What is being asked ::
Can you transcribe every entry word for word, skipping the images?

## Start

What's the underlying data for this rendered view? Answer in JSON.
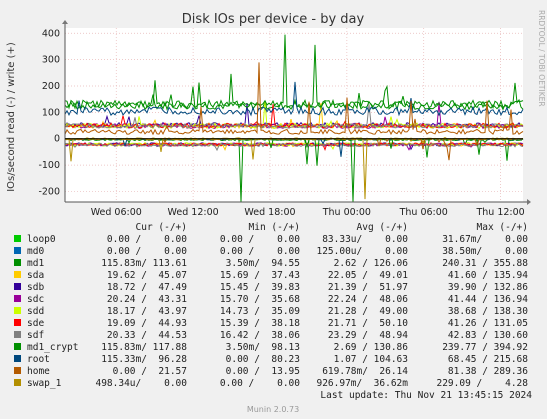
{
  "chart_data": {
    "type": "line",
    "title": "Disk IOs per device - by day",
    "ylabel": "IOs/second read (-) / write (+)",
    "side_label": "RRDTOOL / TOBI OETIKER",
    "ylim": [
      -240,
      420
    ],
    "yticks": [
      400,
      300,
      200,
      100,
      0,
      -100,
      -200
    ],
    "ytick_labels": [
      "400",
      "300",
      "200",
      "100",
      "0",
      "-100",
      "-200"
    ],
    "xticks": [
      "Wed 06:00",
      "Wed 12:00",
      "Wed 18:00",
      "Thu 00:00",
      "Thu 06:00",
      "Thu 12:00"
    ],
    "x_range_hours": [
      "Wed 02:00",
      "Thu 13:45"
    ],
    "grid": true,
    "legend_placement": "bottom",
    "legend_header": [
      "Cur (-/+)",
      "Min (-/+)",
      "Avg (-/+)",
      "Max (-/+)"
    ],
    "series": [
      {
        "name": "loop0",
        "color": "#00cc00",
        "cur": "0.00 /    0.00",
        "min": "0.00 /    0.00",
        "avg": "83.33u/    0.00",
        "max": "31.67m/    0.00"
      },
      {
        "name": "md0",
        "color": "#0066b3",
        "cur": "0.00 /    0.00",
        "min": "0.00 /    0.00",
        "avg": "125.00u/    0.00",
        "max": "38.50m/    0.00"
      },
      {
        "name": "md1",
        "color": "#008f00",
        "cur": "115.83m/ 113.61",
        "min": "3.50m/  94.55",
        "avg": "2.62 / 126.06",
        "max": "240.31 / 355.88"
      },
      {
        "name": "sda",
        "color": "#ffcc00",
        "cur": "19.62 /  45.07",
        "min": "15.69 /  37.43",
        "avg": "22.05 /  49.01",
        "max": "41.60 / 135.94"
      },
      {
        "name": "sdb",
        "color": "#330099",
        "cur": "18.72 /  47.49",
        "min": "15.45 /  39.83",
        "avg": "21.39 /  51.97",
        "max": "39.90 / 132.86"
      },
      {
        "name": "sdc",
        "color": "#990099",
        "cur": "20.24 /  43.31",
        "min": "15.70 /  35.68",
        "avg": "22.24 /  48.06",
        "max": "41.44 / 136.94"
      },
      {
        "name": "sdd",
        "color": "#ccff00",
        "cur": "18.17 /  43.97",
        "min": "14.73 /  35.09",
        "avg": "21.28 /  49.00",
        "max": "38.68 / 138.30"
      },
      {
        "name": "sde",
        "color": "#ff0000",
        "cur": "19.09 /  44.93",
        "min": "15.39 /  38.18",
        "avg": "21.71 /  50.10",
        "max": "41.26 / 131.05"
      },
      {
        "name": "sdf",
        "color": "#808080",
        "cur": "20.33 /  44.53",
        "min": "16.42 /  38.06",
        "avg": "23.29 /  48.94",
        "max": "42.83 / 130.60"
      },
      {
        "name": "md1_crypt",
        "color": "#008f00",
        "cur": "115.83m/ 117.88",
        "min": "3.50m/  98.13",
        "avg": "2.69 / 130.86",
        "max": "239.77 / 394.92"
      },
      {
        "name": "root",
        "color": "#00487d",
        "cur": "115.33m/  96.28",
        "min": "0.00 /  80.23",
        "avg": "1.07 / 104.63",
        "max": "68.45 / 215.68"
      },
      {
        "name": "home",
        "color": "#b35a00",
        "cur": "0.00 /  21.57",
        "min": "0.00 /  13.95",
        "avg": "619.78m/  26.14",
        "max": "81.38 / 289.36"
      },
      {
        "name": "swap_1",
        "color": "#b38f00",
        "cur": "498.34u/    0.00",
        "min": "0.00 /    0.00",
        "avg": "926.97m/  36.62m",
        "max": "229.09 /    4.28"
      }
    ],
    "last_update": "Last update: Thu Nov 21 13:45:15 2024",
    "footer": "Munin 2.0.73"
  }
}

## End

Result of the exercise ::
What's the underlying data for this rendered view? Answer in JSON.
{
  "chart_data": {
    "type": "line",
    "title": "Disk IOs per device - by day",
    "ylabel": "IOs/second read (-) / write (+)",
    "side_label": "RRDTOOL / TOBI OETIKER",
    "ylim": [
      -240,
      420
    ],
    "yticks": [
      400,
      300,
      200,
      100,
      0,
      -100,
      -200
    ],
    "ytick_labels": [
      "400",
      "300",
      "200",
      "100",
      "0",
      "-100",
      "-200"
    ],
    "xticks": [
      "Wed 06:00",
      "Wed 12:00",
      "Wed 18:00",
      "Thu 00:00",
      "Thu 06:00",
      "Thu 12:00"
    ],
    "x_range_hours": [
      "Wed 02:00",
      "Thu 13:45"
    ],
    "grid": true,
    "legend_placement": "bottom",
    "legend_header": [
      "Cur (-/+)",
      "Min (-/+)",
      "Avg (-/+)",
      "Max (-/+)"
    ],
    "series": [
      {
        "name": "loop0",
        "color": "#00cc00",
        "cur": "0.00 /    0.00",
        "min": "0.00 /    0.00",
        "avg": "83.33u/    0.00",
        "max": "31.67m/    0.00"
      },
      {
        "name": "md0",
        "color": "#0066b3",
        "cur": "0.00 /    0.00",
        "min": "0.00 /    0.00",
        "avg": "125.00u/    0.00",
        "max": "38.50m/    0.00"
      },
      {
        "name": "md1",
        "color": "#008f00",
        "cur": "115.83m/ 113.61",
        "min": "3.50m/  94.55",
        "avg": "2.62 / 126.06",
        "max": "240.31 / 355.88"
      },
      {
        "name": "sda",
        "color": "#ffcc00",
        "cur": "19.62 /  45.07",
        "min": "15.69 /  37.43",
        "avg": "22.05 /  49.01",
        "max": "41.60 / 135.94"
      },
      {
        "name": "sdb",
        "color": "#330099",
        "cur": "18.72 /  47.49",
        "min": "15.45 /  39.83",
        "avg": "21.39 /  51.97",
        "max": "39.90 / 132.86"
      },
      {
        "name": "sdc",
        "color": "#990099",
        "cur": "20.24 /  43.31",
        "min": "15.70 /  35.68",
        "avg": "22.24 /  48.06",
        "max": "41.44 / 136.94"
      },
      {
        "name": "sdd",
        "color": "#ccff00",
        "cur": "18.17 /  43.97",
        "min": "14.73 /  35.09",
        "avg": "21.28 /  49.00",
        "max": "38.68 / 138.30"
      },
      {
        "name": "sde",
        "color": "#ff0000",
        "cur": "19.09 /  44.93",
        "min": "15.39 /  38.18",
        "avg": "21.71 /  50.10",
        "max": "41.26 / 131.05"
      },
      {
        "name": "sdf",
        "color": "#808080",
        "cur": "20.33 /  44.53",
        "min": "16.42 /  38.06",
        "avg": "23.29 /  48.94",
        "max": "42.83 / 130.60"
      },
      {
        "name": "md1_crypt",
        "color": "#008f00",
        "cur": "115.83m/ 117.88",
        "min": "3.50m/  98.13",
        "avg": "2.69 / 130.86",
        "max": "239.77 / 394.92"
      },
      {
        "name": "root",
        "color": "#00487d",
        "cur": "115.33m/  96.28",
        "min": "0.00 /  80.23",
        "avg": "1.07 / 104.63",
        "max": "68.45 / 215.68"
      },
      {
        "name": "home",
        "color": "#b35a00",
        "cur": "0.00 /  21.57",
        "min": "0.00 /  13.95",
        "avg": "619.78m/  26.14",
        "max": "81.38 / 289.36"
      },
      {
        "name": "swap_1",
        "color": "#b38f00",
        "cur": "498.34u/    0.00",
        "min": "0.00 /    0.00",
        "avg": "926.97m/  36.62m",
        "max": "229.09 /    4.28"
      }
    ],
    "last_update": "Last update: Thu Nov 21 13:45:15 2024",
    "footer": "Munin 2.0.73"
  }
}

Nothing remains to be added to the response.